Stated exercise: State the count of lines below in which the word "Unload" appears, and add nothing.

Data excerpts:
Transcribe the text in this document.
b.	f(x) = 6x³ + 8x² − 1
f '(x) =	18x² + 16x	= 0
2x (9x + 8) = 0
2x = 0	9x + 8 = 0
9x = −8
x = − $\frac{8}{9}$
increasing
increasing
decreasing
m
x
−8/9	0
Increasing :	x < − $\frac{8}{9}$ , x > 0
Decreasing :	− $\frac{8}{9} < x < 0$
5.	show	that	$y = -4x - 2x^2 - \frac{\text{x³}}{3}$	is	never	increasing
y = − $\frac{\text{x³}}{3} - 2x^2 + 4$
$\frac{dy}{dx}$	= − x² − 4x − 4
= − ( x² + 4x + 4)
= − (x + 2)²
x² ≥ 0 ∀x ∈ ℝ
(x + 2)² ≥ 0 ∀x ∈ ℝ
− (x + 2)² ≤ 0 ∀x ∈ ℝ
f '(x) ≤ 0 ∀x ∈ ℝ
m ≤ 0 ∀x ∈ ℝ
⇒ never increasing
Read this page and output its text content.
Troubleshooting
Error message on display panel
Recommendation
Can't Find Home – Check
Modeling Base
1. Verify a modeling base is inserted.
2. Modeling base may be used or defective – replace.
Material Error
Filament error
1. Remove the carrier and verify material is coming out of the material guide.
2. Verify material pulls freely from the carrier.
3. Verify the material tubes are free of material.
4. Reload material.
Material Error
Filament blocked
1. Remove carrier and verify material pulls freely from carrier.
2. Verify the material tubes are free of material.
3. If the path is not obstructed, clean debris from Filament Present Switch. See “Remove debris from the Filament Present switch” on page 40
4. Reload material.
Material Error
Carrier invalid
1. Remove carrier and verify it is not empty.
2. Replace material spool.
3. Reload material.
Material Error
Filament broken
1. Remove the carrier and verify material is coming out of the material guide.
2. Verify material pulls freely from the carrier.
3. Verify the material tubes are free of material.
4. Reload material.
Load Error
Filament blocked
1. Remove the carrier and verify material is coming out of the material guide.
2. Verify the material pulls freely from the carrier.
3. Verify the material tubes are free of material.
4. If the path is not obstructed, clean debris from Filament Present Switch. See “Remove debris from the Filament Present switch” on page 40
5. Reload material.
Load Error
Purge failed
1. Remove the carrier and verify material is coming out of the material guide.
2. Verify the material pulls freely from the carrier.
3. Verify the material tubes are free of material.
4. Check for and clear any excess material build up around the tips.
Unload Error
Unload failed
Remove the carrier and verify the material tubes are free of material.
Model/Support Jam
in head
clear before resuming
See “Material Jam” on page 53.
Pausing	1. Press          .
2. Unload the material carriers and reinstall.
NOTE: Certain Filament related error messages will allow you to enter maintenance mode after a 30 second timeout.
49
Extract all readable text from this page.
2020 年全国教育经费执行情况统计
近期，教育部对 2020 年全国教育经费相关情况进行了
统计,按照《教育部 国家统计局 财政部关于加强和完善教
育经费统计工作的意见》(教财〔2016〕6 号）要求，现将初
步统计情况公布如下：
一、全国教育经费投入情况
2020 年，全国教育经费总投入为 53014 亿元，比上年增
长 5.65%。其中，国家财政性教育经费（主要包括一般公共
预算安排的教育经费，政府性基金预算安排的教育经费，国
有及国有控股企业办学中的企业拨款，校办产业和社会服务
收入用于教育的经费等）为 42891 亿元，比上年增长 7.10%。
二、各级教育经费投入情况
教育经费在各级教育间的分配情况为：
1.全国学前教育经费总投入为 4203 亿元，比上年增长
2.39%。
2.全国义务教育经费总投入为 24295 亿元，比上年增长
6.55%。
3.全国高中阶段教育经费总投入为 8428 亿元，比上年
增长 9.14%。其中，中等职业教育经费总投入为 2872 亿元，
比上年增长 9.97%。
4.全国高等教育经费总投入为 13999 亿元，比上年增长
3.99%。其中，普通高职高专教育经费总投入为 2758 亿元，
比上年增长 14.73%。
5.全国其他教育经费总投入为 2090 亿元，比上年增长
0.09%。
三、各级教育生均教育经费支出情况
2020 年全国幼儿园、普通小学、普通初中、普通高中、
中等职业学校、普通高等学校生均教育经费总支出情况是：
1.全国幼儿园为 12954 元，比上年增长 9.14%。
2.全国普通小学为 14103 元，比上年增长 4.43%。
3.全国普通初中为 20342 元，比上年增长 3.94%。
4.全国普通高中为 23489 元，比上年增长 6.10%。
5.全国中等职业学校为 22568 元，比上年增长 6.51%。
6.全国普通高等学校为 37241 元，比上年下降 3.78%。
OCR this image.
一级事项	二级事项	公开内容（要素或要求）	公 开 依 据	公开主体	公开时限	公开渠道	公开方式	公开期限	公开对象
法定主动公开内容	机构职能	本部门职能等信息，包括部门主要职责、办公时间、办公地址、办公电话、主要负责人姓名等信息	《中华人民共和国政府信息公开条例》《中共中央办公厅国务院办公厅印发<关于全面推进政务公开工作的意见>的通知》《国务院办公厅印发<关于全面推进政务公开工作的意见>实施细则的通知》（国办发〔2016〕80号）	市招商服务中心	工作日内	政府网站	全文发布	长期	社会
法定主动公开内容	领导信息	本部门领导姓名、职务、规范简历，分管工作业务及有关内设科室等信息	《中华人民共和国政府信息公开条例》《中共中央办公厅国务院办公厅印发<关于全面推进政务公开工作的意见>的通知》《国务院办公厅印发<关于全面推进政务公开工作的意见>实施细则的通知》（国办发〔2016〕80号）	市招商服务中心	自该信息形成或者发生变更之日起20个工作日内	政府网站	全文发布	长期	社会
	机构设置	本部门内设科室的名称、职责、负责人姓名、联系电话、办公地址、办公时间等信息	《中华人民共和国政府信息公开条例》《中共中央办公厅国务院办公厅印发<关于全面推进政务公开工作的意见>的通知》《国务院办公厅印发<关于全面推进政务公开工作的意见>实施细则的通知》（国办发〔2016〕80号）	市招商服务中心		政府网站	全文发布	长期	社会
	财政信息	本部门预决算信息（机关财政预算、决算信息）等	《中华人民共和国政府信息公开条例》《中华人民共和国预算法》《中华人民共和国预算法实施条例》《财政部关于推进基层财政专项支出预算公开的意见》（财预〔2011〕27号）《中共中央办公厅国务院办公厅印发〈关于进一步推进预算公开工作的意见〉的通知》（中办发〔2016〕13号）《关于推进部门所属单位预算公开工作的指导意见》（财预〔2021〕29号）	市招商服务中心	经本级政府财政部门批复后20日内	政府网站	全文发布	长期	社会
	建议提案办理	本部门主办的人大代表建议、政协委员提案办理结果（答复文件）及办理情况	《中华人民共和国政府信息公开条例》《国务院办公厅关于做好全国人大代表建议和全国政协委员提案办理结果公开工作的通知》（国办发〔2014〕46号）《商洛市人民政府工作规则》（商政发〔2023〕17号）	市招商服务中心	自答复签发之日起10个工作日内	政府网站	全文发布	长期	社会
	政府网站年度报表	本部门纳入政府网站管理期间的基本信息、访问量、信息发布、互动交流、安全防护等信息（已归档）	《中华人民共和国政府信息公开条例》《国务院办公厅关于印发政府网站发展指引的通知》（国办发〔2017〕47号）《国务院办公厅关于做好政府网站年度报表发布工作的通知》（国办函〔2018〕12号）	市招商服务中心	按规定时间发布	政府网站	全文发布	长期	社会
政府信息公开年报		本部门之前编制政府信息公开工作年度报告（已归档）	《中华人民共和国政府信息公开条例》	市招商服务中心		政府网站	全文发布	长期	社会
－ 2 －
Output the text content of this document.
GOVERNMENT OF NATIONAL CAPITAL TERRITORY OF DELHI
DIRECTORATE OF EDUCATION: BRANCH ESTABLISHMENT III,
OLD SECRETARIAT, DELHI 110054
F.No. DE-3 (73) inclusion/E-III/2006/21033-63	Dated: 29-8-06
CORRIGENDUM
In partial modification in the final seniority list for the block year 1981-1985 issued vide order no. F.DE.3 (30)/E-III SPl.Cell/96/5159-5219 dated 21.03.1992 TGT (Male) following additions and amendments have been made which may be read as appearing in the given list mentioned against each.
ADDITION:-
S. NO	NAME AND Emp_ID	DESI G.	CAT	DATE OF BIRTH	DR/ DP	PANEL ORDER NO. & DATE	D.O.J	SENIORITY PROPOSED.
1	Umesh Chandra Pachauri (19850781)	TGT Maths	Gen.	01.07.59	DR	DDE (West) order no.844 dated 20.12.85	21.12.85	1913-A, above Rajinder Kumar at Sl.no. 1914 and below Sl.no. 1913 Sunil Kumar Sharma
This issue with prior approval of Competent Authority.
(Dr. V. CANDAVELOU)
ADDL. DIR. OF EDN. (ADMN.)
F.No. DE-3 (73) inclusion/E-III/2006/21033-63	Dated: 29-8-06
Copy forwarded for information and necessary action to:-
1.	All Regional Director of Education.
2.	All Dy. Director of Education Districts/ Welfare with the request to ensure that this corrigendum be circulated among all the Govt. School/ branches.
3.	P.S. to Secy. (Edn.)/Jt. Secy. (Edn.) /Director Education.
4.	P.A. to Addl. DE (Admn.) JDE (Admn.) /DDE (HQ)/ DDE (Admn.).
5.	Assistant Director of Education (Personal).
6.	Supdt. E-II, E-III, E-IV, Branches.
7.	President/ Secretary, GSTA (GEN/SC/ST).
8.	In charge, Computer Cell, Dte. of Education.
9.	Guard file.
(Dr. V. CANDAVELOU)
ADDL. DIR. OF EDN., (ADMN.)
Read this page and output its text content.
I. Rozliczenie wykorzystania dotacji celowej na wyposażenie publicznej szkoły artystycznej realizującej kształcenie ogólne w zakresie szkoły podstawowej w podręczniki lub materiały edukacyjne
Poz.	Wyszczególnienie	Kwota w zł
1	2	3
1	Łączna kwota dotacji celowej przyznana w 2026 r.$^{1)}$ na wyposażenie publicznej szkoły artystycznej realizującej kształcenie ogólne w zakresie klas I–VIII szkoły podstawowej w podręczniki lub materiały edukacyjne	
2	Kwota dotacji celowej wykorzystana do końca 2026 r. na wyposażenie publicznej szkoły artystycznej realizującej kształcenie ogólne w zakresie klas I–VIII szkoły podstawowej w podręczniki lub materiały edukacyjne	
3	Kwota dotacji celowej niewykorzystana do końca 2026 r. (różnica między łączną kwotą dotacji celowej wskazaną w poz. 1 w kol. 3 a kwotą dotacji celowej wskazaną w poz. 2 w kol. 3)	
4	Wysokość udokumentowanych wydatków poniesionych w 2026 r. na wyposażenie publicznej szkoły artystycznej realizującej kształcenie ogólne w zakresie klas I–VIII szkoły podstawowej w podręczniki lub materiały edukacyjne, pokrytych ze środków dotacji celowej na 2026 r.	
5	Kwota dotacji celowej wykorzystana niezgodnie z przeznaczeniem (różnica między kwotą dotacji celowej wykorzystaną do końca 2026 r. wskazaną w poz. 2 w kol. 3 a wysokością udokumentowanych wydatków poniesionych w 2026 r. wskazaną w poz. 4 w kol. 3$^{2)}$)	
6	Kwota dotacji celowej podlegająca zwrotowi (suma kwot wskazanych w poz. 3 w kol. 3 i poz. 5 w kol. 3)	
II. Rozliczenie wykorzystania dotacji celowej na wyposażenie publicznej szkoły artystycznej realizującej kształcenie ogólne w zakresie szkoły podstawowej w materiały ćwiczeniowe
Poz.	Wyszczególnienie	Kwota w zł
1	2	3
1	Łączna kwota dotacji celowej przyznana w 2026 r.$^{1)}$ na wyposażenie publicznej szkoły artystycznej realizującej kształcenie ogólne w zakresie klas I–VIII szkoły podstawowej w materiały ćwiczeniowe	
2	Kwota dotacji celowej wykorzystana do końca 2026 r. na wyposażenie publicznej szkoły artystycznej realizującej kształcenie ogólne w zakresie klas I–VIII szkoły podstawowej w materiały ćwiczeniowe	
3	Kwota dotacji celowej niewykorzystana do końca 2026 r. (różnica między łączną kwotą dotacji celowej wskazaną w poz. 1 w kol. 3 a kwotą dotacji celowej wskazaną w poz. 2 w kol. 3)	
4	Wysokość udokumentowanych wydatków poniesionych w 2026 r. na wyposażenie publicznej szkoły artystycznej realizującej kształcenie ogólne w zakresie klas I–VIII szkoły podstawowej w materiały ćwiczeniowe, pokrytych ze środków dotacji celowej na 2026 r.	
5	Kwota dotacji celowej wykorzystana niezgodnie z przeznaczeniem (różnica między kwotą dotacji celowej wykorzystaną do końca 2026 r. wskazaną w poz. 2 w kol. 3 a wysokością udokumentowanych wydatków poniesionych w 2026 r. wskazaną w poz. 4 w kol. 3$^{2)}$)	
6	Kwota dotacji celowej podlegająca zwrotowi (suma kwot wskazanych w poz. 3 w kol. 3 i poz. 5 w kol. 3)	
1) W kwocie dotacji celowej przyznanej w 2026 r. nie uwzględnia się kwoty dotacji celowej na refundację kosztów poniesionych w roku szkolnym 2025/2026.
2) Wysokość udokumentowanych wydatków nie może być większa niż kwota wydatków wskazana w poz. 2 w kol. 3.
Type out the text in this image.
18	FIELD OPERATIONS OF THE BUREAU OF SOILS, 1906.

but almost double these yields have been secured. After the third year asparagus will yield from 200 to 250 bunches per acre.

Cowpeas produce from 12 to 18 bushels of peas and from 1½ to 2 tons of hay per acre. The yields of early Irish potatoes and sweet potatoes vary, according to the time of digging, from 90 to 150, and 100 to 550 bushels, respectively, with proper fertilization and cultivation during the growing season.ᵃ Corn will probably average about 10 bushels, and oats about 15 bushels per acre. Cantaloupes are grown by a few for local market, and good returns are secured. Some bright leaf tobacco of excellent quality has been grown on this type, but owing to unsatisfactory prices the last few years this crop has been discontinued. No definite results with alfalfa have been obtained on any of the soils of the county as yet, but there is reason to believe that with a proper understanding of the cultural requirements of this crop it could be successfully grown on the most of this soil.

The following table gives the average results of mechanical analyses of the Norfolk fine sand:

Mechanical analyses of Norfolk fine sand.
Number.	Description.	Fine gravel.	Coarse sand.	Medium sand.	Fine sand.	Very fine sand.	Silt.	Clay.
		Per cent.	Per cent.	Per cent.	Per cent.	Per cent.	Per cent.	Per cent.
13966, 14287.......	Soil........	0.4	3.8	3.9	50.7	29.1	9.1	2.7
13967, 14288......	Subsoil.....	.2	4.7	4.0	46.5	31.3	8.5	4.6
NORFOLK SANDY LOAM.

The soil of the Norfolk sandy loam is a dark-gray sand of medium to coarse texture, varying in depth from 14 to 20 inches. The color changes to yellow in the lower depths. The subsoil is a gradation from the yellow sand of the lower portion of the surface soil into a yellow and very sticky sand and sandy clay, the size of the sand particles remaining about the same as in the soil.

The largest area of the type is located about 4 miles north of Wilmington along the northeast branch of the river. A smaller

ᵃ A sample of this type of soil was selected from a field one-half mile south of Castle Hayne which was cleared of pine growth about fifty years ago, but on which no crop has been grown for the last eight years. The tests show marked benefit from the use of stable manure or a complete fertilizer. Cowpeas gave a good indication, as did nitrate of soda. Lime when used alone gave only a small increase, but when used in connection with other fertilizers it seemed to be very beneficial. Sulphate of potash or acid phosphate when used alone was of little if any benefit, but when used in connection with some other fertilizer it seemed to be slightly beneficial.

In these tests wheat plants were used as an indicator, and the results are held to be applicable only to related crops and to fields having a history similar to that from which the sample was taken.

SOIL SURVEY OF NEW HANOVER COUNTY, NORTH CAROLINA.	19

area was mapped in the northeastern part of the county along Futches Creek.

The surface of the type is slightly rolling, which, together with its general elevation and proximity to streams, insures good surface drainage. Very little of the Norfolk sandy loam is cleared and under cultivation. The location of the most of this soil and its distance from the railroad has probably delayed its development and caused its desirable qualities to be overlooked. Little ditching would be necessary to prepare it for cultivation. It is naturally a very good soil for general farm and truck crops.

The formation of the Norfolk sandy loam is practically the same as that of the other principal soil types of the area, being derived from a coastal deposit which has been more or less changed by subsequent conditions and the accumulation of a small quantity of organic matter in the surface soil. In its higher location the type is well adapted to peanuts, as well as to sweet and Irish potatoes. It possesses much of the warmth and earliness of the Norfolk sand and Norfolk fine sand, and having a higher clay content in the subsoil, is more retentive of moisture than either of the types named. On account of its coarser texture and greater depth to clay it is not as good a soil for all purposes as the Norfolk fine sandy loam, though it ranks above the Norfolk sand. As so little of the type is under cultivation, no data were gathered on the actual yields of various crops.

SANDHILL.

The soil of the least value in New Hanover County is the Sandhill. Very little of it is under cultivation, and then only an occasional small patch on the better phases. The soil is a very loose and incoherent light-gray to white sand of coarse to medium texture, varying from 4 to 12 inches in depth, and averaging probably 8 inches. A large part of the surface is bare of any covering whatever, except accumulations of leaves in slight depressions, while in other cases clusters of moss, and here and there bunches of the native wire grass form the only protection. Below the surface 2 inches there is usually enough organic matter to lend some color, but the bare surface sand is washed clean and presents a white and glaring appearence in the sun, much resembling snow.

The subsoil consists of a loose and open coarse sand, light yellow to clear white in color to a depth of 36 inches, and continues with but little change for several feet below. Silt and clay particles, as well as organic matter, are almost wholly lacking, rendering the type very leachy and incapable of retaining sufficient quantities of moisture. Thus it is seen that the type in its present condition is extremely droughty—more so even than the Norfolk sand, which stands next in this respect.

Task solution: 3